Data in this exercise start

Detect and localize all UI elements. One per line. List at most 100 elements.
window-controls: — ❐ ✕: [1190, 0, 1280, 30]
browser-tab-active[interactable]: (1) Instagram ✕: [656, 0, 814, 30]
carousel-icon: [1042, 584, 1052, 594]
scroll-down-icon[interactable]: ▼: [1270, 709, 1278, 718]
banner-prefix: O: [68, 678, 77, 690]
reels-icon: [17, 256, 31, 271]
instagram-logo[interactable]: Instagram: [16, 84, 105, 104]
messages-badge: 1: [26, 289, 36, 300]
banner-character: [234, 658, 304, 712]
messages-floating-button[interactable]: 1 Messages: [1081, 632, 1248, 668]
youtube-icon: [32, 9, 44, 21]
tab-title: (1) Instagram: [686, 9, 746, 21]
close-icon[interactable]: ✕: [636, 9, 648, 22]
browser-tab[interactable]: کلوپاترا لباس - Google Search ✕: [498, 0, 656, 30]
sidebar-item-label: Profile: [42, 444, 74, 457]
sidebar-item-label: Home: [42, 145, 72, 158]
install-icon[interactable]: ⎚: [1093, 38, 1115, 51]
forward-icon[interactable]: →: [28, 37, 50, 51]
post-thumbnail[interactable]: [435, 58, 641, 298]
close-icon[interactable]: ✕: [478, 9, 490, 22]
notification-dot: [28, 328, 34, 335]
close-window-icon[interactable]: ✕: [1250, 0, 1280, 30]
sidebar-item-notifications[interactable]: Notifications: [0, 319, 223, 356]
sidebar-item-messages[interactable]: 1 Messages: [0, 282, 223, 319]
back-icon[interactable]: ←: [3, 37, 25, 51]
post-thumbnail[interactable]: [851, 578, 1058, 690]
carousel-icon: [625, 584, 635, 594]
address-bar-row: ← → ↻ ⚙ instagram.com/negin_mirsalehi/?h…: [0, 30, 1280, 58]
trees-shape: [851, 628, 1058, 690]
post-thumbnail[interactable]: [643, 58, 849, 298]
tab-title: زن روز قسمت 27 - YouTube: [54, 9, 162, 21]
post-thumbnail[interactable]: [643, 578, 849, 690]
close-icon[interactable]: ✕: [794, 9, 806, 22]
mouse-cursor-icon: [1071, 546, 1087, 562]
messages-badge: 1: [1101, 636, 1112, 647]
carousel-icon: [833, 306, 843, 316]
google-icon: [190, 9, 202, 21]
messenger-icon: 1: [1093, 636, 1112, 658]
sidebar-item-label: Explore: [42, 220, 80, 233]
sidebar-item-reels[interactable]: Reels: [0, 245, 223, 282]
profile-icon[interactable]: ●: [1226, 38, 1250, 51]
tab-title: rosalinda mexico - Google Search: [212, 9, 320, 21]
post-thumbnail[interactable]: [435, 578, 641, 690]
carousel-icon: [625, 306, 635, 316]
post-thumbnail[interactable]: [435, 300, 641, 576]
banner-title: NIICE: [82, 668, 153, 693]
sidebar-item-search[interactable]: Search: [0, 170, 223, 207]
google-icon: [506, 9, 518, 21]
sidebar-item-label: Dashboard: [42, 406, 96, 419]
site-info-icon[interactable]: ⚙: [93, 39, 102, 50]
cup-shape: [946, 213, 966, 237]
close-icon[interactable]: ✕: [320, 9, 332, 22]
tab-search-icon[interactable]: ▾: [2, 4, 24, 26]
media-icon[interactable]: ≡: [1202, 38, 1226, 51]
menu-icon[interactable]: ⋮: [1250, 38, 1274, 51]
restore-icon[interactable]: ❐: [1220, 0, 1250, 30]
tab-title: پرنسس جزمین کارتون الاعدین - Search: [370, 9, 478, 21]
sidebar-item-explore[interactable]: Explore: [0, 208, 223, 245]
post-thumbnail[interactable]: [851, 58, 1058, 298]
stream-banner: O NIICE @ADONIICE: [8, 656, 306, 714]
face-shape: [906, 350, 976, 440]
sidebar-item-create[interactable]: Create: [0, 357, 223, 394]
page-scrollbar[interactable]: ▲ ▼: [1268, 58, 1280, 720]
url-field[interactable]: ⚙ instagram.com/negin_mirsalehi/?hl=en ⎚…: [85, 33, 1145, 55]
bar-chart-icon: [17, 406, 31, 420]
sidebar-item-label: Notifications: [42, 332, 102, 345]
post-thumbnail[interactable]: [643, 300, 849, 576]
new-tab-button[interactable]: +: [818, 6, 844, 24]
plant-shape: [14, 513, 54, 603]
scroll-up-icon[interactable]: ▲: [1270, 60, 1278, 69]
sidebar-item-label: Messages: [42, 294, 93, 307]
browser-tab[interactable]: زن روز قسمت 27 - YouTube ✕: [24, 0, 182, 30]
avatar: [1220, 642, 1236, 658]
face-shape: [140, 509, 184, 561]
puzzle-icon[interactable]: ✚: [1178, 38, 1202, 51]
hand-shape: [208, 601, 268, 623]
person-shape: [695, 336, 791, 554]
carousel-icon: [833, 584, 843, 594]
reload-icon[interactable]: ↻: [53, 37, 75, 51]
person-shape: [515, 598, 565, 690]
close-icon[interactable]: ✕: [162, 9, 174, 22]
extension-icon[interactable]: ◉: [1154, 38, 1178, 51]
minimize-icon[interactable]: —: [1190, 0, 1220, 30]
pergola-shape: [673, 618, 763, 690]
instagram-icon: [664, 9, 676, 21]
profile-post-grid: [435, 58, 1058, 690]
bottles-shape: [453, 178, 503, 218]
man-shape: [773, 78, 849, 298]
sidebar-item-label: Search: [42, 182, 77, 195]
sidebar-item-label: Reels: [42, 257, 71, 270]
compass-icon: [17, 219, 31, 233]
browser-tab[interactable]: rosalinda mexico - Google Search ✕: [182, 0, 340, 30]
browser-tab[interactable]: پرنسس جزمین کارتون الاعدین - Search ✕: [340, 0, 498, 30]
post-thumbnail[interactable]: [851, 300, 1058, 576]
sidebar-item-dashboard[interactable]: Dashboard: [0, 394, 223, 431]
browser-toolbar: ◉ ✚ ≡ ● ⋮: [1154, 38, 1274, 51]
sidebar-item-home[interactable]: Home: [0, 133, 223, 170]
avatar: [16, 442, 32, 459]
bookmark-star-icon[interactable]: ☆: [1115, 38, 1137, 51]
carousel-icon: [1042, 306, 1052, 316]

Data in this exercise end

Aim of the task — Copy out, word for word, the rows from the beginning of the records up to and including the line containing "post-thumbnail[interactable]: [643, 578, 849, 690]".

Written solution —
Detect and localize all UI elements. One per line. List at most 100 elements.
window-controls: — ❐ ✕: [1190, 0, 1280, 30]
browser-tab-active[interactable]: (1) Instagram ✕: [656, 0, 814, 30]
carousel-icon: [1042, 584, 1052, 594]
scroll-down-icon[interactable]: ▼: [1270, 709, 1278, 718]
banner-prefix: O: [68, 678, 77, 690]
reels-icon: [17, 256, 31, 271]
instagram-logo[interactable]: Instagram: [16, 84, 105, 104]
messages-badge: 1: [26, 289, 36, 300]
banner-character: [234, 658, 304, 712]
messages-floating-button[interactable]: 1 Messages: [1081, 632, 1248, 668]
youtube-icon: [32, 9, 44, 21]
tab-title: (1) Instagram: [686, 9, 746, 21]
close-icon[interactable]: ✕: [636, 9, 648, 22]
browser-tab[interactable]: کلوپاترا لباس - Google Search ✕: [498, 0, 656, 30]
sidebar-item-label: Profile: [42, 444, 74, 457]
sidebar-item-label: Home: [42, 145, 72, 158]
install-icon[interactable]: ⎚: [1093, 38, 1115, 51]
forward-icon[interactable]: →: [28, 37, 50, 51]
post-thumbnail[interactable]: [435, 58, 641, 298]
close-icon[interactable]: ✕: [478, 9, 490, 22]
notification-dot: [28, 328, 34, 335]
close-window-icon[interactable]: ✕: [1250, 0, 1280, 30]
sidebar-item-notifications[interactable]: Notifications: [0, 319, 223, 356]
sidebar-item-messages[interactable]: 1 Messages: [0, 282, 223, 319]
back-icon[interactable]: ←: [3, 37, 25, 51]
post-thumbnail[interactable]: [851, 578, 1058, 690]
carousel-icon: [625, 584, 635, 594]
address-bar-row: ← → ↻ ⚙ instagram.com/negin_mirsalehi/?h…: [0, 30, 1280, 58]
trees-shape: [851, 628, 1058, 690]
post-thumbnail[interactable]: [643, 58, 849, 298]
tab-title: زن روز قسمت 27 - YouTube: [54, 9, 162, 21]
post-thumbnail[interactable]: [643, 578, 849, 690]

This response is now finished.